----- WORKING DATA
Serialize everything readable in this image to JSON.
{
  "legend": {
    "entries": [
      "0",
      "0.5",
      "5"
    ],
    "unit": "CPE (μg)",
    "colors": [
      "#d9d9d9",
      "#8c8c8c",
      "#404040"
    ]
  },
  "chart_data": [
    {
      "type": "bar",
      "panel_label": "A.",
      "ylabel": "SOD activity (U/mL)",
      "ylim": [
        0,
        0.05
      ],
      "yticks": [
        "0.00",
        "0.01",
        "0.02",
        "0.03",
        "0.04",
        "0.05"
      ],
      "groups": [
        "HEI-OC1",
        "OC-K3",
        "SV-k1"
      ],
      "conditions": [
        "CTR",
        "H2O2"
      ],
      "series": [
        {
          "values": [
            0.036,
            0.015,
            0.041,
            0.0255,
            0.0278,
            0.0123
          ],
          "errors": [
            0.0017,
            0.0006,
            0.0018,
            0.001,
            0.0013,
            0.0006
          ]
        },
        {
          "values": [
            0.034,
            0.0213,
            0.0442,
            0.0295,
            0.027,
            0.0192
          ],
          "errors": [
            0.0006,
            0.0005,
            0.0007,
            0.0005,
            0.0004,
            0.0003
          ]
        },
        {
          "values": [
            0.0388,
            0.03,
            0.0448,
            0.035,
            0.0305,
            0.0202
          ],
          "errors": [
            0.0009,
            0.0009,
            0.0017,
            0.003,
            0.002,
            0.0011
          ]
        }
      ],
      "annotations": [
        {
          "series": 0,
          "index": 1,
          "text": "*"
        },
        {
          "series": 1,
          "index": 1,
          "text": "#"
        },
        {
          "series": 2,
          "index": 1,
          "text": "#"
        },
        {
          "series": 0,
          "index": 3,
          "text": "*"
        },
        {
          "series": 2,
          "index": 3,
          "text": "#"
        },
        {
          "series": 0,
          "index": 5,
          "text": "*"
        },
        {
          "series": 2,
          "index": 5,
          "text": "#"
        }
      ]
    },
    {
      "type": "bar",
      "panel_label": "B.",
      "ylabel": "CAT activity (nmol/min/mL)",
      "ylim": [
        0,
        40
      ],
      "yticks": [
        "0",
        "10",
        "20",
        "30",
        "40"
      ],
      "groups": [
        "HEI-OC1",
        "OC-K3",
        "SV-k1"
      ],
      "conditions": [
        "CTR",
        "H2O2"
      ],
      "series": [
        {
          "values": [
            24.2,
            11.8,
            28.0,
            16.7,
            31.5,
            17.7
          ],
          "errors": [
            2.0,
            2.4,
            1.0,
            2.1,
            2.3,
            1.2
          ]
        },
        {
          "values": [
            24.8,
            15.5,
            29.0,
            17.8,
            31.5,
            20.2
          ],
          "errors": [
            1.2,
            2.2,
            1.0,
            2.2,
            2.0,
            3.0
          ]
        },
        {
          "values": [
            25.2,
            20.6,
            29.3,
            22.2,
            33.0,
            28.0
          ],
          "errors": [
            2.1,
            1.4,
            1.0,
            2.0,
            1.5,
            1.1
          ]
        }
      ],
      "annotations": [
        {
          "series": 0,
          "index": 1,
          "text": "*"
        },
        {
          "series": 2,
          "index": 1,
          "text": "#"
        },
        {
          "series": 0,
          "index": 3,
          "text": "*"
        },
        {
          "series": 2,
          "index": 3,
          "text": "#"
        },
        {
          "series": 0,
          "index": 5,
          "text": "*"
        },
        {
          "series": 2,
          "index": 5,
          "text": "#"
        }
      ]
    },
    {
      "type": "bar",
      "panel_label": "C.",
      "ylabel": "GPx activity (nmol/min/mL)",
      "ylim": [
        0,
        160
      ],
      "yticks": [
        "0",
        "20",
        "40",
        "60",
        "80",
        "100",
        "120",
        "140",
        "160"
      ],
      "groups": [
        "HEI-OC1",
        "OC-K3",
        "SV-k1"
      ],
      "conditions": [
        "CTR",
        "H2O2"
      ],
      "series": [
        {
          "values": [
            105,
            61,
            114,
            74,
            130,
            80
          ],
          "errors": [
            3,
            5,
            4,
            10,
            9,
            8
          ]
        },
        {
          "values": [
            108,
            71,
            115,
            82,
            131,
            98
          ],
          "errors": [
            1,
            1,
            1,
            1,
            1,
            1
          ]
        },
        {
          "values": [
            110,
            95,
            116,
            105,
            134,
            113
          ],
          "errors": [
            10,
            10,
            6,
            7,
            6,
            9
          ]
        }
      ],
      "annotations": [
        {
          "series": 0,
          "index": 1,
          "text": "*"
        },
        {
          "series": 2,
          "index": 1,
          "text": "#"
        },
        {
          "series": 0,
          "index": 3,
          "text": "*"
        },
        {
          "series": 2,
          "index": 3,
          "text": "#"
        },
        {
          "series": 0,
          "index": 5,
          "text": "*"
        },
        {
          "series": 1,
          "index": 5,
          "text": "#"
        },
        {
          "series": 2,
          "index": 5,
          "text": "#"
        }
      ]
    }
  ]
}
----------
Return the lines above exactly, keeping every word.

_COMPLETE OUTPUT_.
Serialize everything readable in this image to JSON.
{
  "legend": {
    "entries": [
      "0",
      "0.5",
      "5"
    ],
    "unit": "CPE (μg)",
    "colors": [
      "#d9d9d9",
      "#8c8c8c",
      "#404040"
    ]
  },
  "chart_data": [
    {
      "type": "bar",
      "panel_label": "A.",
      "ylabel": "SOD activity (U/mL)",
      "ylim": [
        0,
        0.05
      ],
      "yticks": [
        "0.00",
        "0.01",
        "0.02",
        "0.03",
        "0.04",
        "0.05"
      ],
      "groups": [
        "HEI-OC1",
        "OC-K3",
        "SV-k1"
      ],
      "conditions": [
        "CTR",
        "H2O2"
      ],
      "series": [
        {
          "values": [
            0.036,
            0.015,
            0.041,
            0.0255,
            0.0278,
            0.0123
          ],
          "errors": [
            0.0017,
            0.0006,
            0.0018,
            0.001,
            0.0013,
            0.0006
          ]
        },
        {
          "values": [
            0.034,
            0.0213,
            0.0442,
            0.0295,
            0.027,
            0.0192
          ],
          "errors": [
            0.0006,
            0.0005,
            0.0007,
            0.0005,
            0.0004,
            0.0003
          ]
        },
        {
          "values": [
            0.0388,
            0.03,
            0.0448,
            0.035,
            0.0305,
            0.0202
          ],
          "errors": [
            0.0009,
            0.0009,
            0.0017,
            0.003,
            0.002,
            0.0011
          ]
        }
      ],
      "annotations": [
        {
          "series": 0,
          "index": 1,
          "text": "*"
        },
        {
          "series": 1,
          "index": 1,
          "text": "#"
        },
        {
          "series": 2,
          "index": 1,
          "text": "#"
        },
        {
          "series": 0,
          "index": 3,
          "text": "*"
        },
        {
          "series": 2,
          "index": 3,
          "text": "#"
        },
        {
          "series": 0,
          "index": 5,
          "text": "*"
        },
        {
          "series": 2,
          "index": 5,
          "text": "#"
        }
      ]
    },
    {
      "type": "bar",
      "panel_label": "B.",
      "ylabel": "CAT activity (nmol/min/mL)",
      "ylim": [
        0,
        40
      ],
      "yticks": [
        "0",
        "10",
        "20",
        "30",
        "40"
      ],
      "groups": [
        "HEI-OC1",
        "OC-K3",
        "SV-k1"
      ],
      "conditions": [
        "CTR",
        "H2O2"
      ],
      "series": [
        {
          "values": [
            24.2,
            11.8,
            28.0,
            16.7,
            31.5,
            17.7
          ],
          "errors": [
            2.0,
            2.4,
            1.0,
            2.1,
            2.3,
            1.2
          ]
        },
        {
          "values": [
            24.8,
            15.5,
            29.0,
            17.8,
            31.5,
            20.2
          ],
          "errors": [
            1.2,
            2.2,
            1.0,
            2.2,
            2.0,
            3.0
          ]
        },
        {
          "values": [
            25.2,
            20.6,
            29.3,
            22.2,
            33.0,
            28.0
          ],
          "errors": [
            2.1,
            1.4,
            1.0,
            2.0,
            1.5,
            1.1
          ]
        }
      ],
      "annotations": [
        {
          "series": 0,
          "index": 1,
          "text": "*"
        },
        {
          "series": 2,
          "index": 1,
          "text": "#"
        },
        {
          "series": 0,
          "index": 3,
          "text": "*"
        },
        {
          "series": 2,
          "index": 3,
          "text": "#"
        },
        {
          "series": 0,
          "index": 5,
          "text": "*"
        },
        {
          "series": 2,
          "index": 5,
          "text": "#"
        }
      ]
    },
    {
      "type": "bar",
      "panel_label": "C.",
      "ylabel": "GPx activity (nmol/min/mL)",
      "ylim": [
        0,
        160
      ],
      "yticks": [
        "0",
        "20",
        "40",
        "60",
        "80",
        "100",
        "120",
        "140",
        "160"
      ],
      "groups": [
        "HEI-OC1",
        "OC-K3",
        "SV-k1"
      ],
      "conditions": [
        "CTR",
        "H2O2"
      ],
      "series": [
        {
          "values": [
            105,
            61,
            114,
            74,
            130,
            80
          ],
          "errors": [
            3,
            5,
            4,
            10,
            9,
            8
          ]
        },
        {
          "values": [
            108,
            71,
            115,
            82,
            131,
            98
          ],
          "errors": [
            1,
            1,
            1,
            1,
            1,
            1
          ]
        },
        {
          "values": [
            110,
            95,
            116,
            105,
            134,
            113
          ],
          "errors": [
            10,
            10,
            6,
            7,
            6,
            9
          ]
        }
      ],
      "annotations": [
        {
          "series": 0,
          "index": 1,
          "text": "*"
        },
        {
          "series": 2,
          "index": 1,
          "text": "#"
        },
        {
          "series": 0,
          "index": 3,
          "text": "*"
        },
        {
          "series": 2,
          "index": 3,
          "text": "#"
        },
        {
          "series": 0,
          "index": 5,
          "text": "*"
        },
        {
          "series": 1,
          "index": 5,
          "text": "#"
        },
        {
          "series": 2,
          "index": 5,
          "text": "#"
        }
      ]
    }
  ]
}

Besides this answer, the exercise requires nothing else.